Task instructions. In the entries, find all lines that hold the word "nothing" and copy them.

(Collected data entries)
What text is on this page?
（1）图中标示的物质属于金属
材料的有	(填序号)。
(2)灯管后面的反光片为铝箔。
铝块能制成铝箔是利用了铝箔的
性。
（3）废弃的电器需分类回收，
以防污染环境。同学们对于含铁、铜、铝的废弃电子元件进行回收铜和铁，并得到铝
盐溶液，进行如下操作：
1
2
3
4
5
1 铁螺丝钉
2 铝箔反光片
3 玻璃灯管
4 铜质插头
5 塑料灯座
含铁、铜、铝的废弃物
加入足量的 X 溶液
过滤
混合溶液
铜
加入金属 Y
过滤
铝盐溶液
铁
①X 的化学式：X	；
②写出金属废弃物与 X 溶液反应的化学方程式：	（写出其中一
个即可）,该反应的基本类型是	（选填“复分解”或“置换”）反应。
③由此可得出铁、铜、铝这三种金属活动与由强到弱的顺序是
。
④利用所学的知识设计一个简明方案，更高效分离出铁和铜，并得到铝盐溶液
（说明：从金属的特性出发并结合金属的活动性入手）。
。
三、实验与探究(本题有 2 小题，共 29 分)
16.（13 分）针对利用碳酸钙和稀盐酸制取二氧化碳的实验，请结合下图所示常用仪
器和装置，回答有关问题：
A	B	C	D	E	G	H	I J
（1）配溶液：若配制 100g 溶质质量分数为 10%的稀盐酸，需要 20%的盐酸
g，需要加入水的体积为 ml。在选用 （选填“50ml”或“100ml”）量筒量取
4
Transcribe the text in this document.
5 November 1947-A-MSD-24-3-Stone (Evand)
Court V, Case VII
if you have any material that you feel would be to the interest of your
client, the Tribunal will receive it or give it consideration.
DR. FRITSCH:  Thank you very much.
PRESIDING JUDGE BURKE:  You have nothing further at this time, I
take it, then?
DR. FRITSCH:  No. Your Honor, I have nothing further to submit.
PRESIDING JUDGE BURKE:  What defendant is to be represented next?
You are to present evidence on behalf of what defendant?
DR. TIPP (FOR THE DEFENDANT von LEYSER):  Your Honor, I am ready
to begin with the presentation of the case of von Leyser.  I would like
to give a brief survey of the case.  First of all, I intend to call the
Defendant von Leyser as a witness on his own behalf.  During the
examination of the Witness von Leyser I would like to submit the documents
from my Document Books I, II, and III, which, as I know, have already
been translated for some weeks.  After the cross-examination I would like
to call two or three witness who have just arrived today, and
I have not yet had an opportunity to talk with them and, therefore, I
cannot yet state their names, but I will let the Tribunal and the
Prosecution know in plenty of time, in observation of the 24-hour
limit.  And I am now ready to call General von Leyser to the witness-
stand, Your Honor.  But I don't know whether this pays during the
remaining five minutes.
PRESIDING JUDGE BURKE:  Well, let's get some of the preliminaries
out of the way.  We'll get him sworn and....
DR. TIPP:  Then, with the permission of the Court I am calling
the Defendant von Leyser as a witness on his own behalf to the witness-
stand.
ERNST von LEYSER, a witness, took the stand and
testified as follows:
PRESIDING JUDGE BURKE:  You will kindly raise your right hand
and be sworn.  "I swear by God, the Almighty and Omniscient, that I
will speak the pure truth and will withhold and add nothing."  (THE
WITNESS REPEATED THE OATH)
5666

Answer in full.
PRESIDING JUDGE BURKE:  You have nothing further at this time, I
DR. FRITSCH:  No. Your Honor, I have nothing further to submit.
will speak the pure truth and will withhold and add nothing."  (THE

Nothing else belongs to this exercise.